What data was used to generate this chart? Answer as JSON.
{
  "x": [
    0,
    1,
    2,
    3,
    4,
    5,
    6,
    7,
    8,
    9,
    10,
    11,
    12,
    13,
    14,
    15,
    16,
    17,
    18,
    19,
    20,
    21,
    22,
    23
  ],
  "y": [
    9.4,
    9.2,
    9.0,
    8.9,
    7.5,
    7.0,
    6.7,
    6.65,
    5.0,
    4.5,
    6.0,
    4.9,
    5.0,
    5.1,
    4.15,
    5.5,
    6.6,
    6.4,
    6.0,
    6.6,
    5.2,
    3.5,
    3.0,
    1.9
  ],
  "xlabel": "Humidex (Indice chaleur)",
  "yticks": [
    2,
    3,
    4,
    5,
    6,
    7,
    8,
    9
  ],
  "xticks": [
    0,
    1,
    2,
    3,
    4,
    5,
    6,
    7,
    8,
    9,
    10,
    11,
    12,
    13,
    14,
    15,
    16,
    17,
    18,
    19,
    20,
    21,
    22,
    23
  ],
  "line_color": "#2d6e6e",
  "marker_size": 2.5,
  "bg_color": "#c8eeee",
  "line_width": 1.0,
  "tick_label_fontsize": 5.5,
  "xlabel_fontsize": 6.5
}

* [WHAT IS EXPECTED] In this exercise, repeat all entries exactly.

* [WRITTEN REPLY]
What data was used to generate this chart? Answer as JSON.
{
  "x": [
    0,
    1,
    2,
    3,
    4,
    5,
    6,
    7,
    8,
    9,
    10,
    11,
    12,
    13,
    14,
    15,
    16,
    17,
    18,
    19,
    20,
    21,
    22,
    23
  ],
  "y": [
    9.4,
    9.2,
    9.0,
    8.9,
    7.5,
    7.0,
    6.7,
    6.65,
    5.0,
    4.5,
    6.0,
    4.9,
    5.0,
    5.1,
    4.15,
    5.5,
    6.6,
    6.4,
    6.0,
    6.6,
    5.2,
    3.5,
    3.0,
    1.9
  ],
  "xlabel": "Humidex (Indice chaleur)",
  "yticks": [
    2,
    3,
    4,
    5,
    6,
    7,
    8,
    9
  ],
  "xticks": [
    0,
    1,
    2,
    3,
    4,
    5,
    6,
    7,
    8,
    9,
    10,
    11,
    12,
    13,
    14,
    15,
    16,
    17,
    18,
    19,
    20,
    21,
    22,
    23
  ],
  "line_color": "#2d6e6e",
  "marker_size": 2.5,
  "bg_color": "#c8eeee",
  "line_width": 1.0,
  "tick_label_fontsize": 5.5,
  "xlabel_fontsize": 6.5
}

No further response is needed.